◆ Source document:
[start]
This summer, the rapper Nas is travelling to Texas, to California, even Germany, performing his debut album, "Illmatic," in full. Although it will hardly be the first time fans have heard it. "Illmatic" came out 20 years ago. It's considered a classic.

NPR's Frannie Kelley spoke with some of the people who made it a success.

FRANNIE KELLY, BYLINE: In the early '90s, hip-hop was just beginning its takeover of popular music. It was landing on the charts but, more often than not, the songs there were novelties.

(SOUNDBITE OF SONG, "CAN'T TOUCH THIS")

KELLY: For the people who took hip-hop seriously, and especially the fans in rap's hometown of New York City, this was a problem.

FAITH NEWMAN: By '91, things had become commercialized. A lot of stuff had. It didn't feel substantive.

KELLY: By '91, Faith Newman was director of A&R at Columbia Records, tasked with signing new acts. One day, she was driving around in downtown New York, listening to a song by a group called Main Source.

NEWMAN: I remember it clearly because that's when I heard Nas' Nasty Nas' verse. Oh my, God, I can even remember like it was a really gray day...

(SOUNDBITE OF SONG, "LIVE AT THE BARBECUE")

KELLY: Newman wasn't the only one who heard that verse. At the time, Minya Oh was just a fan. Now she's Miss Info, a radio personality at Hot 97, the most influential hip-hop station in the country.

MISS INFO: It cut through the air. It just sounded so different, but familiar at the same time and a little scary. Because that era was filled with children born from a lot of struggle, and born to express themselves through rhyme. And a lot of what they were seeing and then wanted to say was not pretty.

(SOUNDBITE OF SONG, "LIVE AT THE BARBECUE")

KELLY: Somebody else heard it too: the rapper born Nasir Jones.

NASIR JONES: I'm walking through the projects late one night and I see these older dudes by a car. They're playing the radio out their car and then a record comes on. So I'm like, Yo - that's me. that's me. So, I'm like, Yo, I'm trying to tell them that's me. And they're like: Yeah, alright, alright.

(LAUGHTER)

JONES: But they're not even - so I blocked them out. I'm just in my zone. I'm listening to me. So that walk from 12th Street to Vernon, back to my block, I was in a trance.

KELLY: Nas was then 17 years old. Faith Newman went on a mission to find him, and when she finally did, she signed him to a record deal. Then Nas told her what he wanted to do: assemble a dream team of the top producers of the day.
[end]
What does the radio transcript say, verbatim, starting with "KELLY: Newman wasn't" and going on through "in the country."?

Bounding box annotations:
[start]
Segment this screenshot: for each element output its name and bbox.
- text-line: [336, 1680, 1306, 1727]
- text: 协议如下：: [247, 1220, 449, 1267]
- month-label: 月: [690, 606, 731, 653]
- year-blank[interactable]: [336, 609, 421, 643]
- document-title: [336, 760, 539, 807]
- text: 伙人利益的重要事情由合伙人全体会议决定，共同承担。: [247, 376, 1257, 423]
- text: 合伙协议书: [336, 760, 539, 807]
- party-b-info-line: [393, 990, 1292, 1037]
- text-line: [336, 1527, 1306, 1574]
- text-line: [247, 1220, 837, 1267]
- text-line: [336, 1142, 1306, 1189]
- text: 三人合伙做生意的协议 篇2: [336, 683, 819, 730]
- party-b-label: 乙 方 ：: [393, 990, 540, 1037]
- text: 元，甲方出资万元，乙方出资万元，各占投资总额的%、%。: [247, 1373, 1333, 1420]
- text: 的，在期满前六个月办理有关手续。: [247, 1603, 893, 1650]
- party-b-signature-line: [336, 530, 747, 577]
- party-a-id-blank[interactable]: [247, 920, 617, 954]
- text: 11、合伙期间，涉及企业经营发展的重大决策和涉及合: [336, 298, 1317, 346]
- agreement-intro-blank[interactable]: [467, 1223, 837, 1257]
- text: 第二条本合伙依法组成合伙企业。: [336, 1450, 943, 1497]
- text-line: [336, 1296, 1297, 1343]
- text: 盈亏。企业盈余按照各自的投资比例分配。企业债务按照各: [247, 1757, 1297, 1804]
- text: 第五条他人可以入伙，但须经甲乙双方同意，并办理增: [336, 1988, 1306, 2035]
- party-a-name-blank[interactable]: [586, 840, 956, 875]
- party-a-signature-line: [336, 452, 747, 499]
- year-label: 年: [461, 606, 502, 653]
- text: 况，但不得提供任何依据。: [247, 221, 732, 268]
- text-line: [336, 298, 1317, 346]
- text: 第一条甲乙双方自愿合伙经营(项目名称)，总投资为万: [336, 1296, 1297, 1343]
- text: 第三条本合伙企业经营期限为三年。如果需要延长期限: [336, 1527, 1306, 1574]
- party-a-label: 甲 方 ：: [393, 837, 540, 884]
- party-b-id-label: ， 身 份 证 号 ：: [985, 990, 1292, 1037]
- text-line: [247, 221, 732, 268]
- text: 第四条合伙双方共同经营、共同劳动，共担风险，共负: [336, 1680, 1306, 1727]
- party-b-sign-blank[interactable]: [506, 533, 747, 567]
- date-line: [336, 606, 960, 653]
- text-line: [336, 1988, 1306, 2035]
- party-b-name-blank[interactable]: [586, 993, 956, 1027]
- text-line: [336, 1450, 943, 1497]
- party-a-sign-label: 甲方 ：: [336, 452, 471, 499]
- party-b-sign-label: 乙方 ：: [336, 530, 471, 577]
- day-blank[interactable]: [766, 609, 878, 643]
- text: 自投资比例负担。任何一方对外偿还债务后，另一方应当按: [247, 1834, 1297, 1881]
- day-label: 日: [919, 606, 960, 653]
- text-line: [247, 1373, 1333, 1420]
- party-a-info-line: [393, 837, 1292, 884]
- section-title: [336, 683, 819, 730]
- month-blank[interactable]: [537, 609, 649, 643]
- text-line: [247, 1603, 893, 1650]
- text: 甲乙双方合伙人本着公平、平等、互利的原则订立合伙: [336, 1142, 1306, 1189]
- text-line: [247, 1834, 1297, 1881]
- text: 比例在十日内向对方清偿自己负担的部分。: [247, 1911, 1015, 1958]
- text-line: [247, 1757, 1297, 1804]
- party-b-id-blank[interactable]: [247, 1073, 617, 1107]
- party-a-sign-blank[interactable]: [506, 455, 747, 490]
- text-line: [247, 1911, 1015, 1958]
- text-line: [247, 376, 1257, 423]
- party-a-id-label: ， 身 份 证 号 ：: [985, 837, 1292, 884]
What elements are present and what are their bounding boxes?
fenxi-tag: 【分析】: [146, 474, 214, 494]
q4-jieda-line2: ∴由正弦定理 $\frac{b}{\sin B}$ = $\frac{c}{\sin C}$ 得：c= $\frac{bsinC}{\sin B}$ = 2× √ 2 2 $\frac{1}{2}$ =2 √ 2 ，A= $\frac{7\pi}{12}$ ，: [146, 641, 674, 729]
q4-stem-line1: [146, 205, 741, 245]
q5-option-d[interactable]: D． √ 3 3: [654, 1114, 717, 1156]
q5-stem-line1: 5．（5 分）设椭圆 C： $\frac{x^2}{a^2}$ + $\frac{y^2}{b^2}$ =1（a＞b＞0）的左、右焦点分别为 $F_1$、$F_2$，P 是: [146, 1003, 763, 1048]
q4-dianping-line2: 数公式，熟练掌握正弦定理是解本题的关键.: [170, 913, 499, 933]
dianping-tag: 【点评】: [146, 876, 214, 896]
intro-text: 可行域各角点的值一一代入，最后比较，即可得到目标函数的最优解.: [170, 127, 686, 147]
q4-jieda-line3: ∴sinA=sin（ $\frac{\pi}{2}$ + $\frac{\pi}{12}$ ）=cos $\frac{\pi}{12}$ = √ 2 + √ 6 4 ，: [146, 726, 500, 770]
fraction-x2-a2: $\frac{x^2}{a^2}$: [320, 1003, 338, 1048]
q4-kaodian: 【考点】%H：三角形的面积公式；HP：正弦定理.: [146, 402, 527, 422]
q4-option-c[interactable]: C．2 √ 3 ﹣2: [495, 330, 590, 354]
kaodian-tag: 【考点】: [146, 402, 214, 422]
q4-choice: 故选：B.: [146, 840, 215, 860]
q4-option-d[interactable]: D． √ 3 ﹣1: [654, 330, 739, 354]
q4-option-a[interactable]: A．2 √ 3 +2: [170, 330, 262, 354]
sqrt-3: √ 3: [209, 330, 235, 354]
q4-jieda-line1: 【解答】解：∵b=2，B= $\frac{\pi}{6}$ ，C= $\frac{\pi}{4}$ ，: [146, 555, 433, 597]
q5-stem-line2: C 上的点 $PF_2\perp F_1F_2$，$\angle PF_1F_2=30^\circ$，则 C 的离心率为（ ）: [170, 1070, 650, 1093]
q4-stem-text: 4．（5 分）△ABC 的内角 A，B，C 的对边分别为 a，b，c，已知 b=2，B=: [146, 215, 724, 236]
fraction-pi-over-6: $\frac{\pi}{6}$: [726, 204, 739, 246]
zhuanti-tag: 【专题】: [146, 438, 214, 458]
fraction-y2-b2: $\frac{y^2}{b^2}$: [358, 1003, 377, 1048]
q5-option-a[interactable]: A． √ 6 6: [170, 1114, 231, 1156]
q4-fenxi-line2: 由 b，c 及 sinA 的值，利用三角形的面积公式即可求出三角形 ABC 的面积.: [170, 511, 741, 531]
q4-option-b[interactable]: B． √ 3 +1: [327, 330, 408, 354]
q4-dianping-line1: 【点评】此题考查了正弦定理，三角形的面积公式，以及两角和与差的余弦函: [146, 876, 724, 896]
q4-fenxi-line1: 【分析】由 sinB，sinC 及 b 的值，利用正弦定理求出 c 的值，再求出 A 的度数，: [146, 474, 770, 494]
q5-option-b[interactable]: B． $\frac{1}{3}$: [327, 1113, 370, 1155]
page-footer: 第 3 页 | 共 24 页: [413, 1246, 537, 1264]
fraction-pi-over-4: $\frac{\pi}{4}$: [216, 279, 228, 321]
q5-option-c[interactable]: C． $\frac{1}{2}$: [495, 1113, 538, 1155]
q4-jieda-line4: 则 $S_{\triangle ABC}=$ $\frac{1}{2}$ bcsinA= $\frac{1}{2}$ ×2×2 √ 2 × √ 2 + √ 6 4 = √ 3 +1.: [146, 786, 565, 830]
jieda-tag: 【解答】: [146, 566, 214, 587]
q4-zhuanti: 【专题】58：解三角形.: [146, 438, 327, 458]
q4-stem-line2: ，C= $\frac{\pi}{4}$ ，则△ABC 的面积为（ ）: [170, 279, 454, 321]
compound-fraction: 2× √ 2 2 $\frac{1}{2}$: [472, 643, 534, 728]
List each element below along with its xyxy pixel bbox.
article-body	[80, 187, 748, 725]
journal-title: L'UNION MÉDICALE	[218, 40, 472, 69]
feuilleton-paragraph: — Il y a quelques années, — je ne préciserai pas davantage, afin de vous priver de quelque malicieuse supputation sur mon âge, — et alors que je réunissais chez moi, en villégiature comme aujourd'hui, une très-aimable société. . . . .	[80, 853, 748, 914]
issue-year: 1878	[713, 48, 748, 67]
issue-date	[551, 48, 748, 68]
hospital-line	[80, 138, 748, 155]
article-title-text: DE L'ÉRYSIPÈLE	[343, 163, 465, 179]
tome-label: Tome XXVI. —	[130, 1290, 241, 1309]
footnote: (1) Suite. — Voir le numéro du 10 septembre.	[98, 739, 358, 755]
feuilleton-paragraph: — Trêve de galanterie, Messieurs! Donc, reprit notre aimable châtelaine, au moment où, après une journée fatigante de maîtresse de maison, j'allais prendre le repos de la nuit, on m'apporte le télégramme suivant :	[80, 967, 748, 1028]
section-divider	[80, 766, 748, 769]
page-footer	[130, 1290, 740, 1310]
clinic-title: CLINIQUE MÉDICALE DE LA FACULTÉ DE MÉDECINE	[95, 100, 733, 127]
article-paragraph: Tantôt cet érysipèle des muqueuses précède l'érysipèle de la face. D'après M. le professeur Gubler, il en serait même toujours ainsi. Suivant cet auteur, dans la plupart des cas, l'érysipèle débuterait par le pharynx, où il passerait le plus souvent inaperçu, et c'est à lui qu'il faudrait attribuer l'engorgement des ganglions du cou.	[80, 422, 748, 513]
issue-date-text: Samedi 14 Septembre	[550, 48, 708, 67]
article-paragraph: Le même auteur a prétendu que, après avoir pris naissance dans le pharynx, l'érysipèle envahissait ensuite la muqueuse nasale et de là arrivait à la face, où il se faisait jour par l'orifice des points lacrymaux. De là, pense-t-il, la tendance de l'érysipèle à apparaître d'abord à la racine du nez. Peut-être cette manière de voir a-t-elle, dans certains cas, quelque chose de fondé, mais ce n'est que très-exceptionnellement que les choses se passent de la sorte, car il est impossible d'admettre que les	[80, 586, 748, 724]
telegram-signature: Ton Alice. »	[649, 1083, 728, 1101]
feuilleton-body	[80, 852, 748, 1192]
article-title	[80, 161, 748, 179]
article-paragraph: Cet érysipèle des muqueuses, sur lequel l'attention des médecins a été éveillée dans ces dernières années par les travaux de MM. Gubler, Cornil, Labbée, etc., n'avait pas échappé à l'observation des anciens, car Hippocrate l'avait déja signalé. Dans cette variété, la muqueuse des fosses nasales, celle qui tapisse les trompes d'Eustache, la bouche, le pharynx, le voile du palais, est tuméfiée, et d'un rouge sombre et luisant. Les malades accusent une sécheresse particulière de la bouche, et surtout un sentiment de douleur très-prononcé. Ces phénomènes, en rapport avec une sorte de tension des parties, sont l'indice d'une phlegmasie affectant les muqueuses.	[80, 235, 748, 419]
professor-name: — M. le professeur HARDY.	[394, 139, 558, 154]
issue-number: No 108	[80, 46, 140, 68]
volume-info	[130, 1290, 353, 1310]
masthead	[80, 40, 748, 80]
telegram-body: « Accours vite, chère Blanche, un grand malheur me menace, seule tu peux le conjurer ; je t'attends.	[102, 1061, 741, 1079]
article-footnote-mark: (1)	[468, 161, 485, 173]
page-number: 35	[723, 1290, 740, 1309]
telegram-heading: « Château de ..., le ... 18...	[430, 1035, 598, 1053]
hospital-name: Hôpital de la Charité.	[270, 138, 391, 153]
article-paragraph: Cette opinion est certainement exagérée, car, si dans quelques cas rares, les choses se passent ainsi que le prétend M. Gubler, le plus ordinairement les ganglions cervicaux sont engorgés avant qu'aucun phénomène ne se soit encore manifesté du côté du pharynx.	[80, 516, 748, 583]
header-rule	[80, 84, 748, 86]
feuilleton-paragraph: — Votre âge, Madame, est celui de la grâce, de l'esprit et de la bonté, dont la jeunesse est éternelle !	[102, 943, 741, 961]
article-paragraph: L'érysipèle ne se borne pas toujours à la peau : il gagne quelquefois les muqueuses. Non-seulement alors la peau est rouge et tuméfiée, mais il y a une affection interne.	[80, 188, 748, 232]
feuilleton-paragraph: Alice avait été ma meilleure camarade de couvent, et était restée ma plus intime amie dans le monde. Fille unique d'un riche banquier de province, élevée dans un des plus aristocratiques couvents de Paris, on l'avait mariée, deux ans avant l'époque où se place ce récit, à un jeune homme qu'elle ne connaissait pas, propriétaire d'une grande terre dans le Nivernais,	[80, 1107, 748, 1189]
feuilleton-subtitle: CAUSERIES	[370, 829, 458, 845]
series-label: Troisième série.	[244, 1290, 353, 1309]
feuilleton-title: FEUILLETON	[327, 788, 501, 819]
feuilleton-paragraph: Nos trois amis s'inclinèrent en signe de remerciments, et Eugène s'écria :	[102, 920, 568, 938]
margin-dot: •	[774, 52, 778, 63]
[end]
◆ Response to the task:
KELLY: Newman wasn't the only one who heard that verse. At the time, Minya Oh was just a fan. Now she's Miss Info, a radio personality at Hot 97, the most influential hip-hop station in the country.